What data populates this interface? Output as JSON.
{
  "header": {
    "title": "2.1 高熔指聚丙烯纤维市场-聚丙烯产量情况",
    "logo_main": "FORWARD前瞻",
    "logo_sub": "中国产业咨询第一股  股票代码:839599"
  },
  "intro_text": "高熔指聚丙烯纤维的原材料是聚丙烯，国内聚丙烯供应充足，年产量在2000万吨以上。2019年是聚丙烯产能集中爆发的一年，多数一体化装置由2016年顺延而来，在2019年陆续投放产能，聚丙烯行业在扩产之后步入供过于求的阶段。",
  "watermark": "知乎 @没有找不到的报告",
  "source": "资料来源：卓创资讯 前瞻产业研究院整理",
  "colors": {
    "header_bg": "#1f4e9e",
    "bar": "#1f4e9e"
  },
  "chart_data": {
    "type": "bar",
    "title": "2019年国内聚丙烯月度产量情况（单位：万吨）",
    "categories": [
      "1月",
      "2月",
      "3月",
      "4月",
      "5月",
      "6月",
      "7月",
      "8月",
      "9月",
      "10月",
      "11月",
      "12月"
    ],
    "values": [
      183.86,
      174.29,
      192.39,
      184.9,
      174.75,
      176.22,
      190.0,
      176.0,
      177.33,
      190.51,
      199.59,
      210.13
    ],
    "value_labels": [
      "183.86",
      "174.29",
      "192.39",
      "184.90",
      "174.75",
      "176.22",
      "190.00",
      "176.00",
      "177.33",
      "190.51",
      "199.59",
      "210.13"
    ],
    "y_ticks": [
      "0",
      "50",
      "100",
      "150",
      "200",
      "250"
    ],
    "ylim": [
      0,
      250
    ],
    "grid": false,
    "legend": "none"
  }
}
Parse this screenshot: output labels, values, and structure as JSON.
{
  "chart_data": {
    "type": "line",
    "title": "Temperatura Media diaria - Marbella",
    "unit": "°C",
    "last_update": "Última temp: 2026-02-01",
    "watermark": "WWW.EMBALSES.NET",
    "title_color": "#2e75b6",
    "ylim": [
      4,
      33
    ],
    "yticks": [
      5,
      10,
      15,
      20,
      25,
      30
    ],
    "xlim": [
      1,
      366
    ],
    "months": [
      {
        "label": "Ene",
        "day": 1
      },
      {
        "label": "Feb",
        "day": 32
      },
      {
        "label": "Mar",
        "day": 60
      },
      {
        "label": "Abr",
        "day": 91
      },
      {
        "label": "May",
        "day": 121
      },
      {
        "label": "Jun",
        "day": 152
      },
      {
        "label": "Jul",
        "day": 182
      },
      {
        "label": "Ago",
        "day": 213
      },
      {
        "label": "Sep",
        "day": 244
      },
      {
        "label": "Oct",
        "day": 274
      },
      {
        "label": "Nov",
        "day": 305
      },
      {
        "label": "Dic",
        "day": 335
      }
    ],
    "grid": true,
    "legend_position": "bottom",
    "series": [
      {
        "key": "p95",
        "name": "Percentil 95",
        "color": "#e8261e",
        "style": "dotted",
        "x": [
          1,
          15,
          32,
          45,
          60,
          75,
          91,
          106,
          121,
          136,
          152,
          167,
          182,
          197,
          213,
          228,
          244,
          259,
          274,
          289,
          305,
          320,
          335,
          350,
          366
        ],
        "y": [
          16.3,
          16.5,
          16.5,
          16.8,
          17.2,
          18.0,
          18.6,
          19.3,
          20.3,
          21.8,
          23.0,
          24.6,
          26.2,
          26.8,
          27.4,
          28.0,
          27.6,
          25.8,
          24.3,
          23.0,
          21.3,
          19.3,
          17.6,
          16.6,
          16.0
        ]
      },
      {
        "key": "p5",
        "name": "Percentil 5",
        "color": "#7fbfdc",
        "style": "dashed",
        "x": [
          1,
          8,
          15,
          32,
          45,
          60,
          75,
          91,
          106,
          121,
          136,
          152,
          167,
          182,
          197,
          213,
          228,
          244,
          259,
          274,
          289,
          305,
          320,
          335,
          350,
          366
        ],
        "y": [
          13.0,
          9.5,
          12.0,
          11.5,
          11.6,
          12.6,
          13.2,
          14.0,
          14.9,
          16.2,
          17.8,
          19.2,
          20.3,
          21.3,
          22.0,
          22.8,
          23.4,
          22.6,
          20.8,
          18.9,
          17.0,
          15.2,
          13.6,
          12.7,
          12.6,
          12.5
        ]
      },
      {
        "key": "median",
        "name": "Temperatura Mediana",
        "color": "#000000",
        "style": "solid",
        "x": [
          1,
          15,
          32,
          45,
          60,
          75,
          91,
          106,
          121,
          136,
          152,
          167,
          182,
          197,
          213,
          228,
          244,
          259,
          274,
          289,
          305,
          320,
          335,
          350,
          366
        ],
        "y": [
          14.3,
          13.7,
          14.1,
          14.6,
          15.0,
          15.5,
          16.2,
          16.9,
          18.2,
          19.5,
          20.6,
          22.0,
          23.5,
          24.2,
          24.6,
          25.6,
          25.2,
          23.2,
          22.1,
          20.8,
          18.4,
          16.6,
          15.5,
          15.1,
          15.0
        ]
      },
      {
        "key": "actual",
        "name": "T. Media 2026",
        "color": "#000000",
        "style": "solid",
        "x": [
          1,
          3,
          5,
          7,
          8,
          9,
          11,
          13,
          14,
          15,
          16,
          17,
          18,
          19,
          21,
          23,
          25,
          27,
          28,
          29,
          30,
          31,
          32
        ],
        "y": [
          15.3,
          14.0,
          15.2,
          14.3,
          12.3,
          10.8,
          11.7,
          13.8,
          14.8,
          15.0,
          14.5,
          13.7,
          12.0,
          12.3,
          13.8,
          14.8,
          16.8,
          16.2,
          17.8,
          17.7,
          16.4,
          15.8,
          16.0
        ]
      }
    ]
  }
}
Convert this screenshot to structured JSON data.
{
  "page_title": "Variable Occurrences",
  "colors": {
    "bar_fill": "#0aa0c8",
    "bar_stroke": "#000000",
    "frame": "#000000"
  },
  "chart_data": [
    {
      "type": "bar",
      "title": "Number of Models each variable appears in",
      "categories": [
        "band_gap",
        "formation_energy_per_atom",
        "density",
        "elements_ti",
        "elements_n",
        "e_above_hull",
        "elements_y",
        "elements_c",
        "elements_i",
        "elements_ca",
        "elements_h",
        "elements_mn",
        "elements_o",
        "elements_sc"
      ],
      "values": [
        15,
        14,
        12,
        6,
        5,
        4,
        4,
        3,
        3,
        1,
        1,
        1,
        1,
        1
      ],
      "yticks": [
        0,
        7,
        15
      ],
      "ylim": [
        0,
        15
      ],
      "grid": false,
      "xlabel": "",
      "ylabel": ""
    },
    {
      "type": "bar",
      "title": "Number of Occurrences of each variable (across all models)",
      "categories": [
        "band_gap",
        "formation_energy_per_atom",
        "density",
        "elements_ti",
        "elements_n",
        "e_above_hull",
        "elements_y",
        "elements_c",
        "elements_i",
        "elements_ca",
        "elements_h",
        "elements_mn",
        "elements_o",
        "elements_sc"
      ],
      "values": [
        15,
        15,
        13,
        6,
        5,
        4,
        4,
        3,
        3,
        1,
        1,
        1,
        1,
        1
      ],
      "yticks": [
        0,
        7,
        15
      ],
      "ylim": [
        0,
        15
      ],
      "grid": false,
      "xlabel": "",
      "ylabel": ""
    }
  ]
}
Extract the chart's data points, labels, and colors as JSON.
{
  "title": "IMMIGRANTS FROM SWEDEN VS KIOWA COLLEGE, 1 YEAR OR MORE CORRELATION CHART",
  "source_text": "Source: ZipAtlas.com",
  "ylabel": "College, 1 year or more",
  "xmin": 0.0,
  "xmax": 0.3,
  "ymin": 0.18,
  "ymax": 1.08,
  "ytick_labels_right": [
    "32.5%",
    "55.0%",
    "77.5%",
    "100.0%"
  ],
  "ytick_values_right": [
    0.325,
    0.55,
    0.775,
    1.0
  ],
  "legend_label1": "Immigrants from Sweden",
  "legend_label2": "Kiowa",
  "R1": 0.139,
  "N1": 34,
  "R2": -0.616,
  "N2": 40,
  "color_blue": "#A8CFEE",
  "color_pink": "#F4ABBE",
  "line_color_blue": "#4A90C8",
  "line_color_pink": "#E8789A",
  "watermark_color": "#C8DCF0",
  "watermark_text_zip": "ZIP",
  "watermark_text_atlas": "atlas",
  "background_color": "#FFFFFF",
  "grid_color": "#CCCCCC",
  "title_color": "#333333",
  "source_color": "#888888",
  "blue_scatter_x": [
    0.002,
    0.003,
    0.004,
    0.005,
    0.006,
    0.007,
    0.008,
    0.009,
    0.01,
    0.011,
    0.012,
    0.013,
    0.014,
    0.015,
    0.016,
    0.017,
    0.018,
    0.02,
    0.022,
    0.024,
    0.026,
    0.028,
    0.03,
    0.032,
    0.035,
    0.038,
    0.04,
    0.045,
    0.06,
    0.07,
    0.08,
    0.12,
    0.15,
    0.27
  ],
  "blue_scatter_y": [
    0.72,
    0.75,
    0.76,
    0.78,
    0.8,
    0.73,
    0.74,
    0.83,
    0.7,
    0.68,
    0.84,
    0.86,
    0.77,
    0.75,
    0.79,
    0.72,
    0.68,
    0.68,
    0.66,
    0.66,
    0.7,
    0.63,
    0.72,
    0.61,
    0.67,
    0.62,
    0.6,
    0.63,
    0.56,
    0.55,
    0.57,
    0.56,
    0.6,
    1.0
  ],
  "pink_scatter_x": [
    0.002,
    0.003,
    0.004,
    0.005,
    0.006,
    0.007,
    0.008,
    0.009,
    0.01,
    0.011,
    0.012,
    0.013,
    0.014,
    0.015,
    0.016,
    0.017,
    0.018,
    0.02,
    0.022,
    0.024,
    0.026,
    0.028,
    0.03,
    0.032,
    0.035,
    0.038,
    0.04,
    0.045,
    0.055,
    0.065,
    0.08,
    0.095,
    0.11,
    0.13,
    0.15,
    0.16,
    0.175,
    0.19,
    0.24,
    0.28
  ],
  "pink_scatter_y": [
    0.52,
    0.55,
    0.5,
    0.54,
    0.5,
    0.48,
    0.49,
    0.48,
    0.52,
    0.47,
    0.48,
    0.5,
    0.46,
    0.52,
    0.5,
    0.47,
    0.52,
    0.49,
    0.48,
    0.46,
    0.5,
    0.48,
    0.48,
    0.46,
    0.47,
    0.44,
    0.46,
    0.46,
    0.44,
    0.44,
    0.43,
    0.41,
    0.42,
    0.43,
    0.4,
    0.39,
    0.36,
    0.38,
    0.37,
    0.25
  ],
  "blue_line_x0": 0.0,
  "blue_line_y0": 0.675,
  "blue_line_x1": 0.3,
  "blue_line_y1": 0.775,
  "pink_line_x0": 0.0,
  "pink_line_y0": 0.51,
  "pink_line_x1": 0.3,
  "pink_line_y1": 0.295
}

§

* Exercise brief:
Pull out all lines of the data with the string "Temperatura".

* Result of the exercise:
    "title": "Temperatura Media diaria - Marbella",
        "name": "Temperatura Mediana",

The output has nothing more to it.